PROVIDED PASSAGE |
Pattern 1 — boiling point rises down a group / with molecular size: Compare the noble gases or the halogens: boiling point rises as you go down.
Larger molecules have more electrons, so their London (dispersion) forces are stronger → more energy is needed to separate them → higher boiling point. The same logic explains why bp rises along an alkane or alkene series (C2 < C3 < C4 …).
Pattern 2 — anomalously high boiling points (NH₃, H₂O, HF): NH_{3}, H_{2}O and HF boil far higher than their group neighbours (e.g. PH3, H2S, HCl), even though they are smaller.
The reason is hydrogen bonding — the strongest IMF — because each has H bonded to N, O or F. PH3 has only weak London/dipole–dipole forces, so it boils far lower than NH3.
Worked example — comparing two molecules
Explain why water, H2O, boils at 100 °C but hydrogen sulfide, H2S, boils at −60 °C, even though H2S has more electrons.
Solution
- Identify the strongest force in each. Water has H bonded to O, so its molecules form hydrogen bonds. H2S has no H–N/O/F bond, so it has only weaker dipole–dipole and London forces.
- Compare the strength. Hydrogen bonds are much stronger than the forces in H2S.
- Link to boiling point. More energy is needed to separate the water molecules, so water boils at a much higher temperature.
Final answer
Water has hydrogen bonding (H on O); H2S has only dipole–dipole/London forces. The stronger hydrogen bonds in water need more energy to break, so water boils higher.
How this is tested: S2.2.5 is one of the most reliable Paper 2 explain questions, plus a Paper 1A 'name/identify the force' MCQ.
The standard ask is 'explain the boiling-point trend / difference in terms of intermolecular forces'. To score, you must: (1) name the IMF in each substance, (2) say which is stronger (and why — e.g. more electrons, or H–N/O/F present), and (3) link that to the energy needed and the boiling point.
The mark students lose: Never say boiling 'breaks the covalent bonds' or 'breaks the molecules apart'. Boiling only separates the molecules by overcoming the intermolecular forces — the covalent bonds stay intact. Saying 'breaks bonds' loses the mark.
IB-style question — the alkenes (a)

RECORD EXCERPTS |
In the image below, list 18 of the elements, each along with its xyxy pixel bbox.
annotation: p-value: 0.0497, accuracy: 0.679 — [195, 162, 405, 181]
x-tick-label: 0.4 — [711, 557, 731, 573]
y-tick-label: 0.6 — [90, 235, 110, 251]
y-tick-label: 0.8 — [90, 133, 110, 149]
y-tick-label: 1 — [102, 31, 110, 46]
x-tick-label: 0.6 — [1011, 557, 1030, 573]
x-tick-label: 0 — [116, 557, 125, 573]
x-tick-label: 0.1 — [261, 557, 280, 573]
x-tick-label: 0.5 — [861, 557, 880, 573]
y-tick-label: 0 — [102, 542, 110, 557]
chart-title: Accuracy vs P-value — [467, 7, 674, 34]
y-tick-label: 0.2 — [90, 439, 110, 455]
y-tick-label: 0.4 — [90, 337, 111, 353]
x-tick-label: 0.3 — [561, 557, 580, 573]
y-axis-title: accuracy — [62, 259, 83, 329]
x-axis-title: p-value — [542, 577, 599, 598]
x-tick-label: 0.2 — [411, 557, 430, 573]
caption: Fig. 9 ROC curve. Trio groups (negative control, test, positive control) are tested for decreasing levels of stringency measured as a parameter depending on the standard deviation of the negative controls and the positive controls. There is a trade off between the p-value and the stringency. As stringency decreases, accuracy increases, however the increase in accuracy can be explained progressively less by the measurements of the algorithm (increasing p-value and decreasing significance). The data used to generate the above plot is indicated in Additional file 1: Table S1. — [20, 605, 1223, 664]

TASK INSTRUCTIONS |
- A) In the boiling-point notes, at what temperature does hydrogen sulfide boil?
- B) Please transcribe the part of the boiling-point notes that opens with the words containing "Larger molecules have" and closes with "(C2 < C3 < C4 …).".

WRITTEN ANSWERS |
- A) −60 °C

- B)
Larger molecules have more electrons, so their London (dispersion) forces are stronger → more energy is needed to separate them → higher boiling point. The same logic explains why bp rises along an alkane or alkene series (C2 < C3 < C4 …).